> **Short task**: Repeat all of the data precisely.
** Start of Dataset rows **
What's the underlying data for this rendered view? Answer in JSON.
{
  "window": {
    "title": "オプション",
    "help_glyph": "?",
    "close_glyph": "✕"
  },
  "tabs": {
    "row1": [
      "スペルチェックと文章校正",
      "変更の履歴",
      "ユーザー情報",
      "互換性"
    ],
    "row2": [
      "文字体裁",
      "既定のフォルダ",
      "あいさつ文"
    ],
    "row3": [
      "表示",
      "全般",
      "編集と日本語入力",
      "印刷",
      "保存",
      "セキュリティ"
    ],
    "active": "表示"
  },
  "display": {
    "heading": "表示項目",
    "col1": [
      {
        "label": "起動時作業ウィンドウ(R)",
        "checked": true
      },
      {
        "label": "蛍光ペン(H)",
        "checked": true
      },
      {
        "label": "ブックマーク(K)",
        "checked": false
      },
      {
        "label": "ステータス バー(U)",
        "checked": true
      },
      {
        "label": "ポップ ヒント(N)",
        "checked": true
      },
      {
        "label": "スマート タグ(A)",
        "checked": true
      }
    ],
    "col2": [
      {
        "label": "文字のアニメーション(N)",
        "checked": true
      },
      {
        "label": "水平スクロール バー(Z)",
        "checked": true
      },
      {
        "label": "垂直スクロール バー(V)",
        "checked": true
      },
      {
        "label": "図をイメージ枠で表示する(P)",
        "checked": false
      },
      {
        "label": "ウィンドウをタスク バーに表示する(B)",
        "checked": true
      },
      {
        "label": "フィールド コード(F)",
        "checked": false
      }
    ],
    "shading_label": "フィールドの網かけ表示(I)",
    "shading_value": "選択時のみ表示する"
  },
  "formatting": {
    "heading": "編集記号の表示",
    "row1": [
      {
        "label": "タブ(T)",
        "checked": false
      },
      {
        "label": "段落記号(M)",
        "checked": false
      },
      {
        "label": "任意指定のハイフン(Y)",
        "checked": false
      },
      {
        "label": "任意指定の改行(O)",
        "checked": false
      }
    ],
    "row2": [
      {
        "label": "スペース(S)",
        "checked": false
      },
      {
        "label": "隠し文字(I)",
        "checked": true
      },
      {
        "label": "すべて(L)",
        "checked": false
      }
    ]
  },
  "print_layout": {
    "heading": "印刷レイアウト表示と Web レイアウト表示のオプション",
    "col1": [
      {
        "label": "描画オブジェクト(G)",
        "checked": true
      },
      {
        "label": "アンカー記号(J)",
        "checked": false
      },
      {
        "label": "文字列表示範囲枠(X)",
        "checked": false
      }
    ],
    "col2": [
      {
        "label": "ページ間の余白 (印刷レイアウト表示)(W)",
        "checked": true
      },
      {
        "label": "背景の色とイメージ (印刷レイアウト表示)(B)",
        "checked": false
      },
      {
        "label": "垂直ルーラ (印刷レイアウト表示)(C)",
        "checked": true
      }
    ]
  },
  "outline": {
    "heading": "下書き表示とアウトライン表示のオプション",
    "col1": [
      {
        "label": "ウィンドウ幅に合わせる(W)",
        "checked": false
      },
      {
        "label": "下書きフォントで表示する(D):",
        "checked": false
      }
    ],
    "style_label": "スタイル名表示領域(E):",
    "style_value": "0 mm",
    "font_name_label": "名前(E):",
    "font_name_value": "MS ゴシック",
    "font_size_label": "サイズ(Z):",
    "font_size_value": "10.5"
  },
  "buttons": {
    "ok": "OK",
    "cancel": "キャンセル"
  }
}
** End of Dataset rows **
> **Expected answer**:
What's the underlying data for this rendered view? Answer in JSON.
{
  "window": {
    "title": "オプション",
    "help_glyph": "?",
    "close_glyph": "✕"
  },
  "tabs": {
    "row1": [
      "スペルチェックと文章校正",
      "変更の履歴",
      "ユーザー情報",
      "互換性"
    ],
    "row2": [
      "文字体裁",
      "既定のフォルダ",
      "あいさつ文"
    ],
    "row3": [
      "表示",
      "全般",
      "編集と日本語入力",
      "印刷",
      "保存",
      "セキュリティ"
    ],
    "active": "表示"
  },
  "display": {
    "heading": "表示項目",
    "col1": [
      {
        "label": "起動時作業ウィンドウ(R)",
        "checked": true
      },
      {
        "label": "蛍光ペン(H)",
        "checked": true
      },
      {
        "label": "ブックマーク(K)",
        "checked": false
      },
      {
        "label": "ステータス バー(U)",
        "checked": true
      },
      {
        "label": "ポップ ヒント(N)",
        "checked": true
      },
      {
        "label": "スマート タグ(A)",
        "checked": true
      }
    ],
    "col2": [
      {
        "label": "文字のアニメーション(N)",
        "checked": true
      },
      {
        "label": "水平スクロール バー(Z)",
        "checked": true
      },
      {
        "label": "垂直スクロール バー(V)",
        "checked": true
      },
      {
        "label": "図をイメージ枠で表示する(P)",
        "checked": false
      },
      {
        "label": "ウィンドウをタスク バーに表示する(B)",
        "checked": true
      },
      {
        "label": "フィールド コード(F)",
        "checked": false
      }
    ],
    "shading_label": "フィールドの網かけ表示(I)",
    "shading_value": "選択時のみ表示する"
  },
  "formatting": {
    "heading": "編集記号の表示",
    "row1": [
      {
        "label": "タブ(T)",
        "checked": false
      },
      {
        "label": "段落記号(M)",
        "checked": false
      },
      {
        "label": "任意指定のハイフン(Y)",
        "checked": false
      },
      {
        "label": "任意指定の改行(O)",
        "checked": false
      }
    ],
    "row2": [
      {
        "label": "スペース(S)",
        "checked": false
      },
      {
        "label": "隠し文字(I)",
        "checked": true
      },
      {
        "label": "すべて(L)",
        "checked": false
      }
    ]
  },
  "print_layout": {
    "heading": "印刷レイアウト表示と Web レイアウト表示のオプション",
    "col1": [
      {
        "label": "描画オブジェクト(G)",
        "checked": true
      },
      {
        "label": "アンカー記号(J)",
        "checked": false
      },
      {
        "label": "文字列表示範囲枠(X)",
        "checked": false
      }
    ],
    "col2": [
      {
        "label": "ページ間の余白 (印刷レイアウト表示)(W)",
        "checked": true
      },
      {
        "label": "背景の色とイメージ (印刷レイアウト表示)(B)",
        "checked": false
      },
      {
        "label": "垂直ルーラ (印刷レイアウト表示)(C)",
        "checked": true
      }
    ]
  },
  "outline": {
    "heading": "下書き表示とアウトライン表示のオプション",
    "col1": [
      {
        "label": "ウィンドウ幅に合わせる(W)",
        "checked": false
      },
      {
        "label": "下書きフォントで表示する(D):",
        "checked": false
      }
    ],
    "style_label": "スタイル名表示領域(E):",
    "style_value": "0 mm",
    "font_name_label": "名前(E):",
    "font_name_value": "MS ゴシック",
    "font_size_label": "サイズ(Z):",
    "font_size_value": "10.5"
  },
  "buttons": {
    "ok": "OK",
    "cancel": "キャンセル"
  }
}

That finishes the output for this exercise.